This commit aims to enhance the flexibility and utility of logical
replication by allowing users to include generated column information
in replication streams, paving the way for more robust data
synchronization and processing workflows.

~

IMO this paragraph can be omitted.

======
.../test_decoding/sql/decoding_into_rel.sql

6.
+-- check include-generated-columns option with generated column
+CREATE TABLE gencoltable (a int PRIMARY KEY, b int GENERATED ALWAYS
AS (a * 2) STORED);
+INSERT INTO gencoltable (a) VALUES (1), (2), (3);
+SELECT data FROM pg_logical_slot_get_changes('regression_slot', NULL,
NULL, 'include-xids', '0', 'skip-empty-xacts', '1',
'include-generated-columns', '1');
+INSERT INTO gencoltable (a) VALUES (4), (5), (6);
+SELECT data FROM pg_logical_slot_get_changes('regression_slot', NULL,
NULL, 'include-xids', '0', 'skip-empty-xacts', '1',
'include-generated-columns', '0');
+DROP TABLE gencoltable;
+

6a.
I felt some additional explicit comments might help the readabilty of
the output file.

e.g.1
-- When 'include-generated=columns' = '1' the generated column 'b'
values will be replicated
SELECT data FROM pg_logical_slot_get_changes...

e.g.2
-- When 'include-generated=columns' = '0' the generated column 'b'
values will not be replicated
SELECT data FROM pg_logical_slot_get_changes...

~~

6b.
Suggest adding one more test case (where 'include-generated=columns'
is not set) to confirm/demonstrate the default behaviour for
replicated generated cols.

======
doc/src/sgml/protocol.sgml

7.
+    <varlistentry>
+     <term><replaceable
class="parameter">include-generated-columns</replaceable></term>
+      <listitem>
+       <para>
+        Boolean option to enable generated columns.
§ §
→ **GIVEN PROBLEM 1**:
In the patch review, rewrite the passage starting with "Suggest adding one" and going on through "replicated generated cols.", changing "test case" to "regression test".
→ **GIVEN PROBLEM 2**:
What is the name of the table that the proposed test in the patch review creates?
→ **GIVEN PROBLEM 3**:
Resume the patch review from the point where it stops.
The data records have nothing to do with this.

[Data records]
§ §
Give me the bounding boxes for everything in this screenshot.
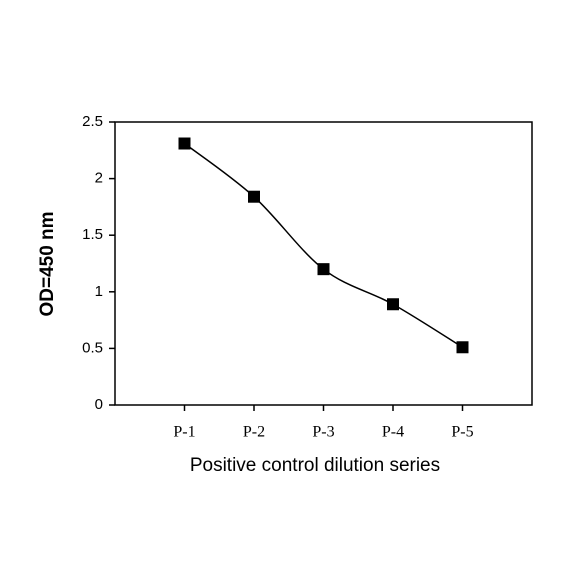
y-tick-label: 0 xyxy=(95,396,103,413)
y-tick-label: 0.5 xyxy=(82,339,103,356)
marker xyxy=(248,190,260,203)
y-axis-label: OD=450 nm xyxy=(37,211,58,316)
marker xyxy=(178,137,191,150)
line xyxy=(184,142,463,348)
y-tick-label: 2.5 xyxy=(82,113,103,130)
x-tick-label: P-1 xyxy=(173,424,195,441)
y-tick-label: 2 xyxy=(95,170,103,187)
x-tick-label: P-4 xyxy=(382,424,404,441)
x-axis-label: Positive control dilution series xyxy=(190,455,440,476)
marker xyxy=(317,263,330,276)
marker xyxy=(387,298,399,311)
x-tick-label: P-3 xyxy=(312,424,334,441)
y-tick-label: 1 xyxy=(95,283,103,300)
marker xyxy=(456,341,469,354)
x-tick-label: P-5 xyxy=(451,424,473,441)
y-tick-label: 1.5 xyxy=(82,226,103,243)
x-tick-label: P-2 xyxy=(243,424,265,441)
§ §
→ **RIGHT ANSWER 1**:
Suggest adding one more regression test (where 'include-generated=columns'
is not set) to confirm/demonstrate the default behaviour for
replicated generated cols.

→ **RIGHT ANSWER 2**:
gencoltable

→ **RIGHT ANSWER 3**:
+        The include-generated-columns option controls whether generated
+        columns should be included in the string representation of tuples
+        during logical decoding in PostgreSQL. This allows users to
+        customize the output format based on whether they want to include
+        these columns or not. The default is false.
+       </para>
+      </listitem>
+    </varlistentry>

7a.
It doesn't render properly. e.g. Should not be bold italic (probably
the class is wrong?), because none of the nearby parameters look this
way.

~

7b.
The name here should NOT have hyphens. It needs underscores same as
all other nearby protocol parameters.

~

7c.
The description seems overly verbose.

SUGGESTION
Boolean option to enable generated columns. This option controls
whether generated columns should be included in the string
representation of tuples during logical decoding in PostgreSQL. The
default is false.

======
doc/src/sgml/ref/create_subscription.sgml

8.
+
+       <varlistentry
id="sql-createsubscription-params-with-include-generated-column">
+        <term><literal>include_generated_column</literal>
(<type>boolean</type>)</term>
+        <listitem>
+         <para>
+          Specifies whether the generated columns present in the tables
+          associated with the subscription should be replicated. The default is
+          <literal>false</literal>.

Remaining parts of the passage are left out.